• [Exercise requirements]: Your task is to output the data exactly as it stands.

• [Records to process]:
•••
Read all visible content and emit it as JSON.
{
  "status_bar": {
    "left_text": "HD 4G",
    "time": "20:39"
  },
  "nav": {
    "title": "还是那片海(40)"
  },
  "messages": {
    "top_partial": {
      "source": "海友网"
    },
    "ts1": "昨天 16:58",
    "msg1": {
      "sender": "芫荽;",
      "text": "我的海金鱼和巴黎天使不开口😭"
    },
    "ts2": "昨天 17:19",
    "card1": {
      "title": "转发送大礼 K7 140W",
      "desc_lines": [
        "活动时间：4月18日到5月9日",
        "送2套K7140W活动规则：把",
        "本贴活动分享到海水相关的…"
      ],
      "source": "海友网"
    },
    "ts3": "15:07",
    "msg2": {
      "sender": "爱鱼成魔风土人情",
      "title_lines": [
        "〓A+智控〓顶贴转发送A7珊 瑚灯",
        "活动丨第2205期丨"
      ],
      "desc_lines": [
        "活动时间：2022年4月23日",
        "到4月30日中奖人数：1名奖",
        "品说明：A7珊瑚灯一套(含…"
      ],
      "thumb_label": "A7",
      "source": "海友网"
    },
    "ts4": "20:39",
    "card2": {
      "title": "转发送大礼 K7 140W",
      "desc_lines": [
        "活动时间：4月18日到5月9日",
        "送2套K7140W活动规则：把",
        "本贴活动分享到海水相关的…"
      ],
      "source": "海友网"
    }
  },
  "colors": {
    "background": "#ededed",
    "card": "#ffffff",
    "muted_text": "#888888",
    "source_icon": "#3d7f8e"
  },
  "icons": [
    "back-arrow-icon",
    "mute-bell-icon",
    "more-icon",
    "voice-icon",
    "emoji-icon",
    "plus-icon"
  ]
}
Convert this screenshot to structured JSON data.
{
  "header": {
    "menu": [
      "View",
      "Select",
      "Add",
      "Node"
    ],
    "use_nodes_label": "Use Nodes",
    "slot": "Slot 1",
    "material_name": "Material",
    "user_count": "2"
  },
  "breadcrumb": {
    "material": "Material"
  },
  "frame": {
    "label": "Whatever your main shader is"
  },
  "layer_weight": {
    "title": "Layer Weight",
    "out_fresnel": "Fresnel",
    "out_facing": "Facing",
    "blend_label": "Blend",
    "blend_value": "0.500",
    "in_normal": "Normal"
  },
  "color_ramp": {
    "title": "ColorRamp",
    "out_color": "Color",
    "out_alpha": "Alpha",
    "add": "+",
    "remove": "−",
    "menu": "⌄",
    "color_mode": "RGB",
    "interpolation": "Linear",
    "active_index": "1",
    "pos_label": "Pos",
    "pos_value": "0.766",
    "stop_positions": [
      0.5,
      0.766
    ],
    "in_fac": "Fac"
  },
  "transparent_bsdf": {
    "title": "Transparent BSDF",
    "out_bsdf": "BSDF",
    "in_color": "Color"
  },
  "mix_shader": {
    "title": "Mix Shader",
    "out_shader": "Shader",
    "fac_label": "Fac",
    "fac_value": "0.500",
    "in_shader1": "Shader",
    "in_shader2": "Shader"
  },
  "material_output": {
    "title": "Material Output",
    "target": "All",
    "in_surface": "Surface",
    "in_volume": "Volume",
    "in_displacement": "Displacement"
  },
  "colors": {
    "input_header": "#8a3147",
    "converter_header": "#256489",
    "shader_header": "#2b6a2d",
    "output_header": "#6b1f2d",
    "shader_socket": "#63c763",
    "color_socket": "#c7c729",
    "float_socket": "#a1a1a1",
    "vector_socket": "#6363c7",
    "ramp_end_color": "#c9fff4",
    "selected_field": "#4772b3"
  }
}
•••
• [Output]:
Read all visible content and emit it as JSON.
{
  "status_bar": {
    "left_text": "HD 4G",
    "time": "20:39"
  },
  "nav": {
    "title": "还是那片海(40)"
  },
  "messages": {
    "top_partial": {
      "source": "海友网"
    },
    "ts1": "昨天 16:58",
    "msg1": {
      "sender": "芫荽;",
      "text": "我的海金鱼和巴黎天使不开口😭"
    },
    "ts2": "昨天 17:19",
    "card1": {
      "title": "转发送大礼 K7 140W",
      "desc_lines": [
        "活动时间：4月18日到5月9日",
        "送2套K7140W活动规则：把",
        "本贴活动分享到海水相关的…"
      ],
      "source": "海友网"
    },
    "ts3": "15:07",
    "msg2": {
      "sender": "爱鱼成魔风土人情",
      "title_lines": [
        "〓A+智控〓顶贴转发送A7珊 瑚灯",
        "活动丨第2205期丨"
      ],
      "desc_lines": [
        "活动时间：2022年4月23日",
        "到4月30日中奖人数：1名奖",
        "品说明：A7珊瑚灯一套(含…"
      ],
      "thumb_label": "A7",
      "source": "海友网"
    },
    "ts4": "20:39",
    "card2": {
      "title": "转发送大礼 K7 140W",
      "desc_lines": [
        "活动时间：4月18日到5月9日",
        "送2套K7140W活动规则：把",
        "本贴活动分享到海水相关的…"
      ],
      "source": "海友网"
    }
  },
  "colors": {
    "background": "#ededed",
    "card": "#ffffff",
    "muted_text": "#888888",
    "source_icon": "#3d7f8e"
  },
  "icons": [
    "back-arrow-icon",
    "mute-bell-icon",
    "more-icon",
    "voice-icon",
    "emoji-icon",
    "plus-icon"
  ]
}
Convert this screenshot to structured JSON data.
{
  "header": {
    "menu": [
      "View",
      "Select",
      "Add",
      "Node"
    ],
    "use_nodes_label": "Use Nodes",
    "slot": "Slot 1",
    "material_name": "Material",
    "user_count": "2"
  },
  "breadcrumb": {
    "material": "Material"
  },
  "frame": {
    "label": "Whatever your main shader is"
  },
  "layer_weight": {
    "title": "Layer Weight",
    "out_fresnel": "Fresnel",
    "out_facing": "Facing",
    "blend_label": "Blend",
    "blend_value": "0.500",
    "in_normal": "Normal"
  },
  "color_ramp": {
    "title": "ColorRamp",
    "out_color": "Color",
    "out_alpha": "Alpha",
    "add": "+",
    "remove": "−",
    "menu": "⌄",
    "color_mode": "RGB",
    "interpolation": "Linear",
    "active_index": "1",
    "pos_label": "Pos",
    "pos_value": "0.766",
    "stop_positions": [
      0.5,
      0.766
    ],
    "in_fac": "Fac"
  },
  "transparent_bsdf": {
    "title": "Transparent BSDF",
    "out_bsdf": "BSDF",
    "in_color": "Color"
  },
  "mix_shader": {
    "title": "Mix Shader",
    "out_shader": "Shader",
    "fac_label": "Fac",
    "fac_value": "0.500",
    "in_shader1": "Shader",
    "in_shader2": "Shader"
  },
  "material_output": {
    "title": "Material Output",
    "target": "All",
    "in_surface": "Surface",
    "in_volume": "Volume",
    "in_displacement": "Displacement"
  },
  "colors": {
    "input_header": "#8a3147",
    "converter_header": "#256489",
    "shader_header": "#2b6a2d",
    "output_header": "#6b1f2d",
    "shader_socket": "#63c763",
    "color_socket": "#c7c729",
    "float_socket": "#a1a1a1",
    "vector_socket": "#6363c7",
    "ramp_end_color": "#c9fff4",
    "selected_field": "#4772b3"
  }
}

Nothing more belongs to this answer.